Stated goal: Scan the records for the string "info"; copy each line where it occurs.

==== Working data ====

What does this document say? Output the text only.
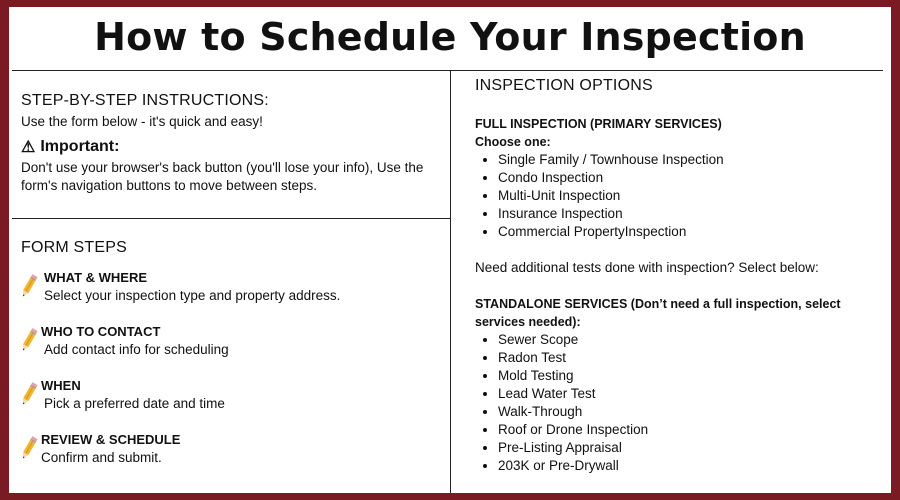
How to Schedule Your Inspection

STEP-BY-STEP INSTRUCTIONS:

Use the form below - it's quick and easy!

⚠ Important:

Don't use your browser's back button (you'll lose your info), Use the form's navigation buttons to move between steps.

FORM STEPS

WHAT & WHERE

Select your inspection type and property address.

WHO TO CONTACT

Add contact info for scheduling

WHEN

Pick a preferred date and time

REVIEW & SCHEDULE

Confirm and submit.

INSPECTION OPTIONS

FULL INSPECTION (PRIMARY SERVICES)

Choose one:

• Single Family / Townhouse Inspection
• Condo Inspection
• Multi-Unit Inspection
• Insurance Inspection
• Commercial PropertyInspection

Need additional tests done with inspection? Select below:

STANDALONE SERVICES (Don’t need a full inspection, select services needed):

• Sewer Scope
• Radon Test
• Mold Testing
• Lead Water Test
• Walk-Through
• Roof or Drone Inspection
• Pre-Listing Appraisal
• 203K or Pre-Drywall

====

The response:
Don't use your browser's back button (you'll lose your info), Use the form's navigation buttons to move between steps.
Add contact info for scheduling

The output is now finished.